Written exercise:
List every line below containing "fenntartása".

**** Records to process ****

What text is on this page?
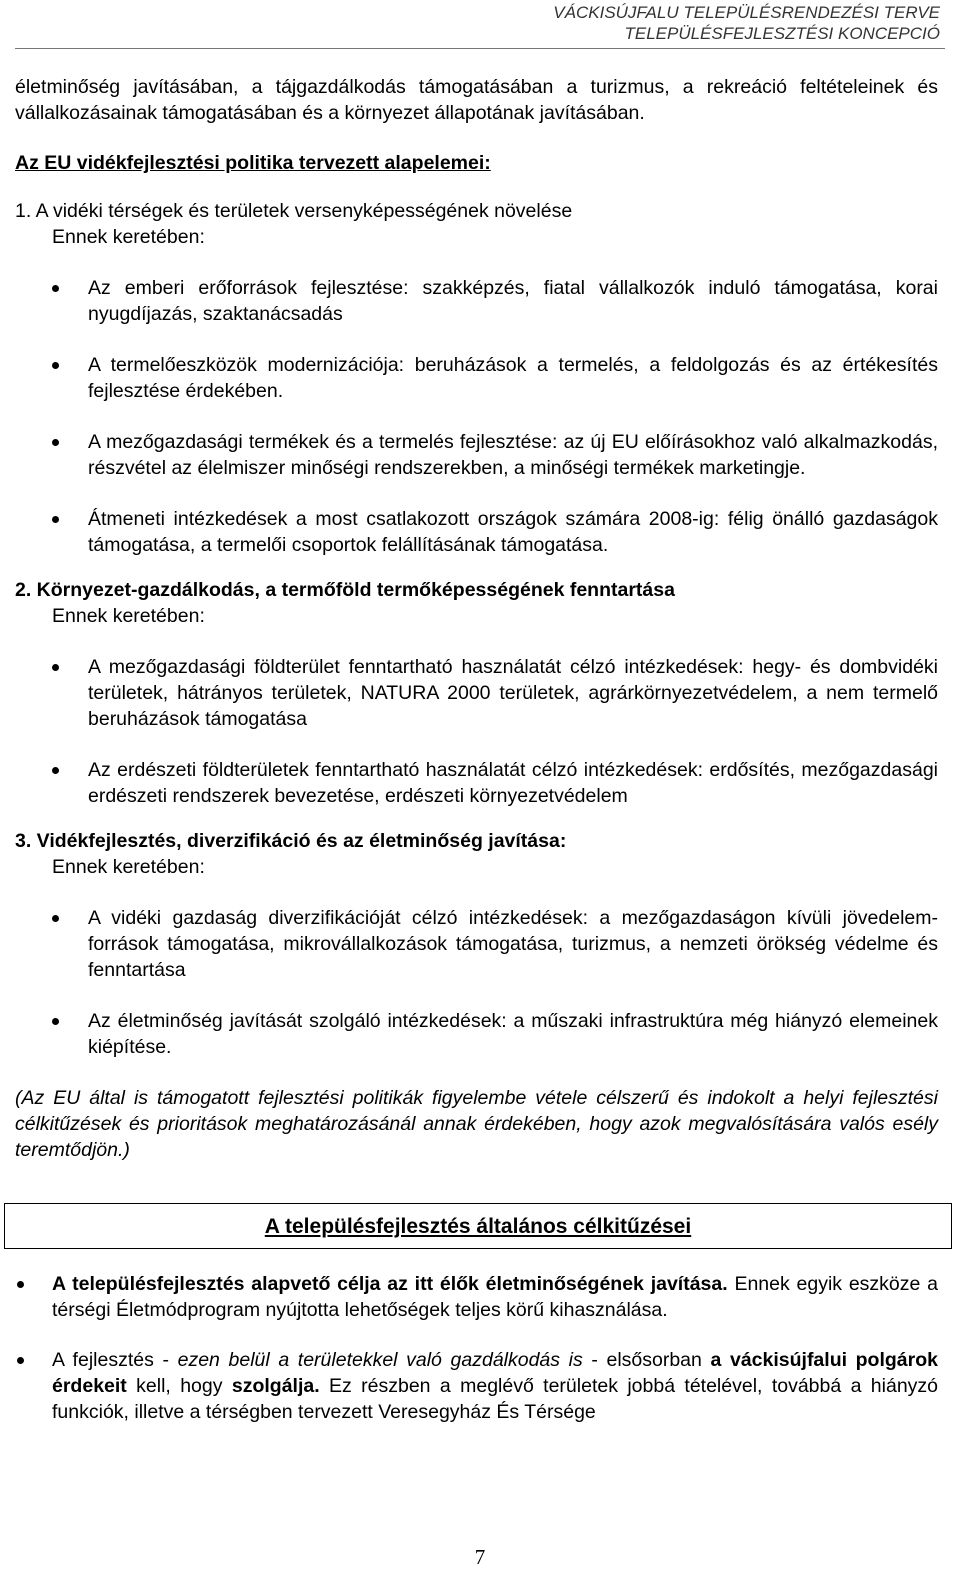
VÁCKISÚJFALU TELEPÜLÉSRENDEZÉSI TERVE
TELEPÜLÉSFEJLESZTÉSI KONCEPCIÓ

életminőség javításában, a tájgazdálkodás támogatásában a turizmus, a rekreáció feltételeinek és vállalkozásainak támogatásában és a környezet állapotának javításában.

Az EU vidékfejlesztési politika tervezett alapelemei:

1. A vidéki térségek és területek versenyképességének növelése

Ennek keretében:

Az emberi erőforrások fejlesztése: szakképzés, fiatal vállalkozók induló támogatása, korai nyugdíjazás, szaktanácsadás
A termelőeszközök modernizációja: beruházások a termelés, a feldolgozás és az értékesítés fejlesztése érdekében.
A mezőgazdasági termékek és a termelés fejlesztése: az új EU előírásokhoz való alkalmazkodás, részvétel az élelmiszer minőségi rendszerekben, a minőségi termékek marketingje.
Átmeneti intézkedések a most csatlakozott országok számára 2008-ig: félig önálló gazdaságok támogatása, a termelői csoportok felállításának támogatása.

2. Környezet-gazdálkodás, a termőföld termőképességének fenntartása

Ennek keretében:

A mezőgazdasági földterület fenntartható használatát célzó intézkedések: hegy- és dombvidéki területek, hátrányos területek, NATURA 2000 területek, agrárkörnyezetvédelem, a nem termelő beruházások támogatása
Az erdészeti földterületek fenntartható használatát célzó intézkedések: erdősítés, mezőgazdasági erdészeti rendszerek bevezetése, erdészeti környezetvédelem

3. Vidékfejlesztés, diverzifikáció és az életminőség javítása:

Ennek keretében:

A vidéki gazdaság diverzifikációját célzó intézkedések: a mezőgazdaságon kívüli jövedelem-források támogatása, mikrovállalkozások támogatása, turizmus, a nemzeti örökség védelme és fenntartása
Az életminőség javítását szolgáló intézkedések: a műszaki infrastruktúra még hiányzó elemeinek kiépítése.

(Az EU által is támogatott fejlesztési politikák figyelembe vétele célszerű és indokolt a helyi fejlesztési célkitűzések és prioritások meghatározásánál annak érdekében, hogy azok megvalósítására valós esély teremtődjön.)

A településfejlesztés általános célkitűzései
A településfejlesztés alapvető célja az itt élők életminőségének javítása. Ennek egyik eszköze a térségi Életmódprogram nyújtotta lehetőségek teljes körű kihasználása.
A fejlesztés - ezen belül a területekkel való gazdálkodás is - elsősorban a váckisújfalui polgárok érdekeit kell, hogy szolgálja. Ez részben a meglévő területek jobbá tételével, továbbá a hiányzó funkciók, illetve a térségben tervezett Veresegyház És Térsége
7
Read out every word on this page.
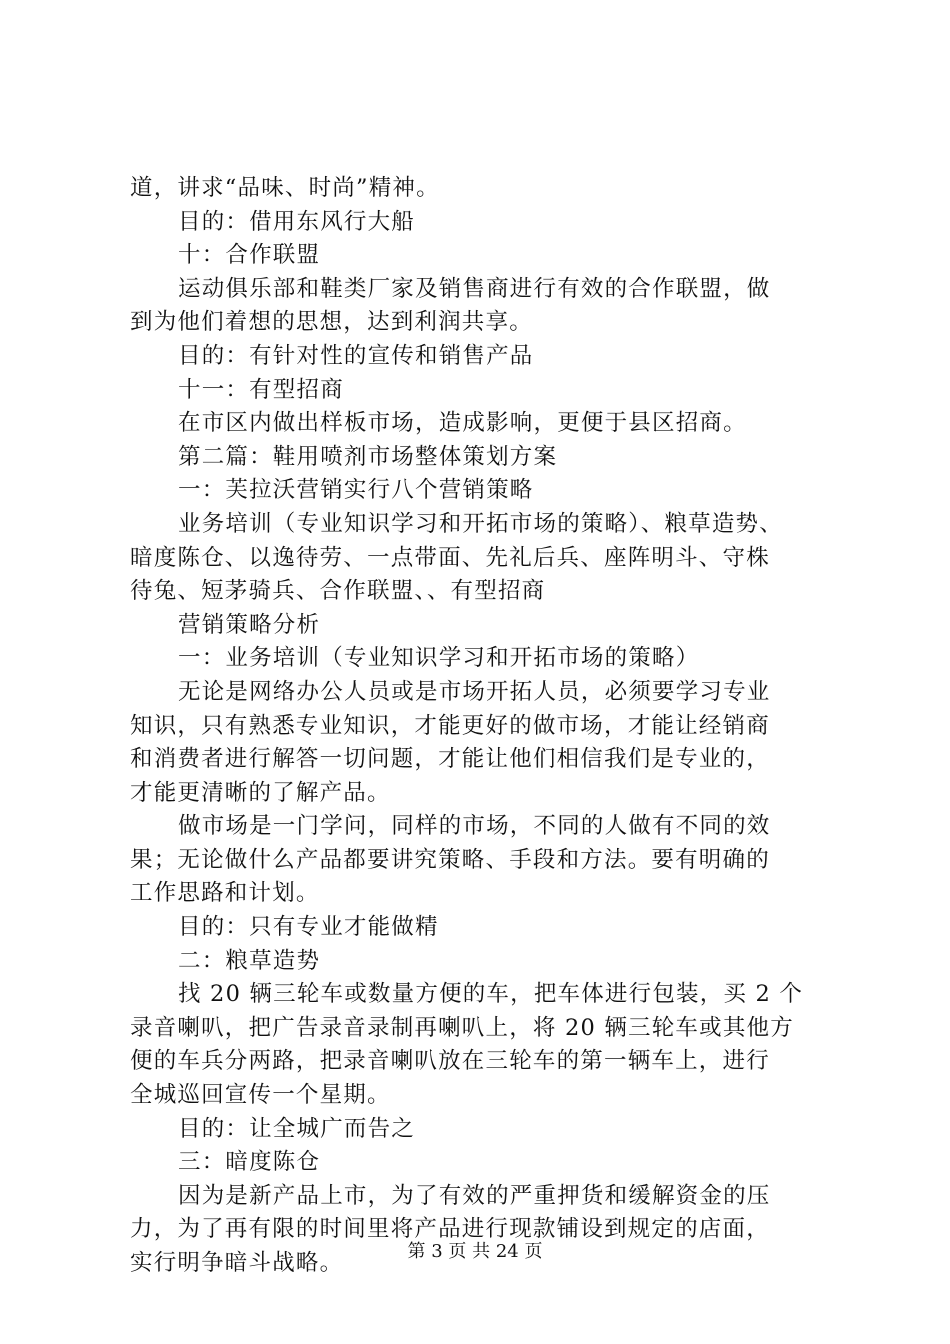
道，讲求“品味、时尚”精神。
目的：借用东风行大船
十：合作联盟
运动俱乐部和鞋类厂家及销售商进行有效的合作联盟，做
到为他们着想的思想，达到利润共享。
目的：有针对性的宣传和销售产品
十一：有型招商
在市区内做出样板市场，造成影响，更便于县区招商。
第二篇：鞋用喷剂市场整体策划方案
一：芙拉沃营销实行八个营销策略
业务培训（专业知识学习和开拓市场的策略）、粮草造势、
暗度陈仓、以逸待劳、一点带面、先礼后兵、座阵明斗、守株
待兔、短茅骑兵、合作联盟、、有型招商
营销策略分析
一：业务培训（专业知识学习和开拓市场的策略）
无论是网络办公人员或是市场开拓人员，必须要学习专业
知识，只有熟悉专业知识，才能更好的做市场，才能让经销商
和消费者进行解答一切问题，才能让他们相信我们是专业的，
才能更清晰的了解产品。
做市场是一门学问，同样的市场，不同的人做有不同的效
果；无论做什么产品都要讲究策略、手段和方法。要有明确的
工作思路和计划。
目的：只有专业才能做精
二：粮草造势
找 20 辆三轮车或数量方便的车，把车体进行包装，买 2 个
录音喇叭，把广告录音录制再喇叭上，将 20 辆三轮车或其他方
便的车兵分两路，把录音喇叭放在三轮车的第一辆车上，进行
全城巡回宣传一个星期。
目的：让全城广而告之
三：暗度陈仓
因为是新产品上市，为了有效的严重押货和缓解资金的压
力，为了再有限的时间里将产品进行现款铺设到规定的店面，
实行明争暗斗战略。	第 3 页 共 24 页
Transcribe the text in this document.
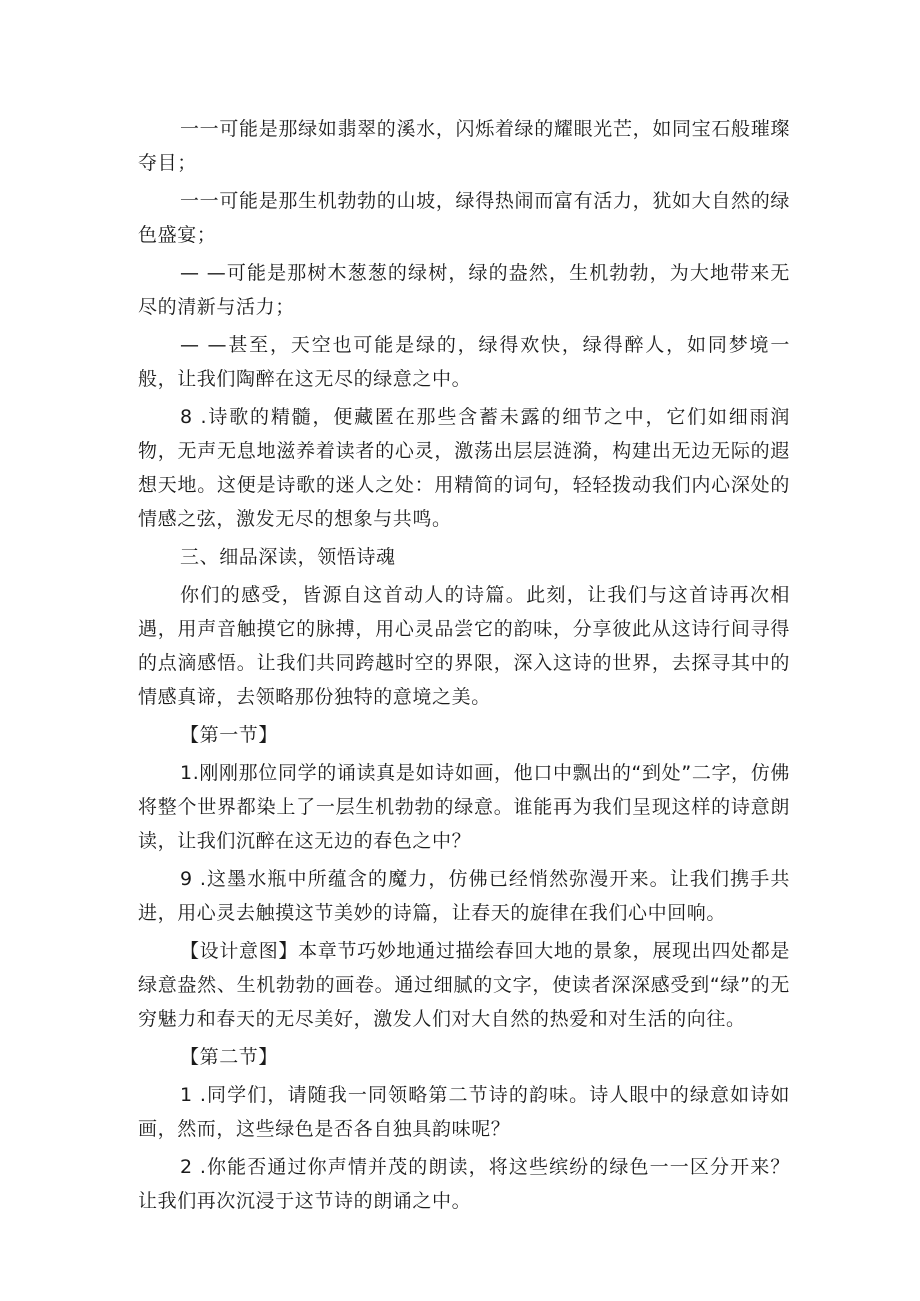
一一可能是那绿如翡翠的溪水，闪烁着绿的耀眼光芒，如同宝石般璀璨夺目；

一一可能是那生机勃勃的山坡，绿得热闹而富有活力，犹如大自然的绿色盛宴；

— —可能是那树木葱葱的绿树，绿的盎然，生机勃勃，为大地带来无尽的清新与活力；

— —甚至，天空也可能是绿的，绿得欢快，绿得醉人，如同梦境一般，让我们陶醉在这无尽的绿意之中。

8 .诗歌的精髓，便藏匿在那些含蓄未露的细节之中，它们如细雨润物，无声无息地滋养着读者的心灵，激荡出层层涟漪，构建出无边无际的遐想天地。这便是诗歌的迷人之处：用精简的词句，轻轻拨动我们内心深处的情感之弦，激发无尽的想象与共鸣。

三、细品深读，领悟诗魂

你们的感受，皆源自这首动人的诗篇。此刻，让我们与这首诗再次相遇，用声音触摸它的脉搏，用心灵品尝它的韵味，分享彼此从这诗行间寻得的点滴感悟。让我们共同跨越时空的界限，深入这诗的世界，去探寻其中的情感真谛，去领略那份独特的意境之美。

【第一节】

1.刚刚那位同学的诵读真是如诗如画，他口中飘出的“到处”二字，仿佛将整个世界都染上了一层生机勃勃的绿意。谁能再为我们呈现这样的诗意朗读，让我们沉醉在这无边的春色之中？

9 .这墨水瓶中所蕴含的魔力，仿佛已经悄然弥漫开来。让我们携手共进，用心灵去触摸这节美妙的诗篇，让春天的旋律在我们心中回响。

【设计意图】本章节巧妙地通过描绘春回大地的景象，展现出四处都是绿意盎然、生机勃勃的画卷。通过细腻的文字，使读者深深感受到“绿”的无穷魅力和春天的无尽美好，激发人们对大自然的热爱和对生活的向往。

【第二节】

1 .同学们，请随我一同领略第二节诗的韵味。诗人眼中的绿意如诗如画，然而，这些绿色是否各自独具韵味呢？

2 .你能否通过你声情并茂的朗读，将这些缤纷的绿色一一区分开来？让我们再次沉浸于这节诗的朗诵之中。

****

Solution below:
2. Környezet-gazdálkodás, a termőföld termőképességének fenntartása
A vidéki gazdaság diverzifikációját célzó intézkedések: a mezőgazdaságon kívüli jövedelem-források támogatása, mikrovállalkozások támogatása, turizmus, a nemzeti örökség védelme és fenntartása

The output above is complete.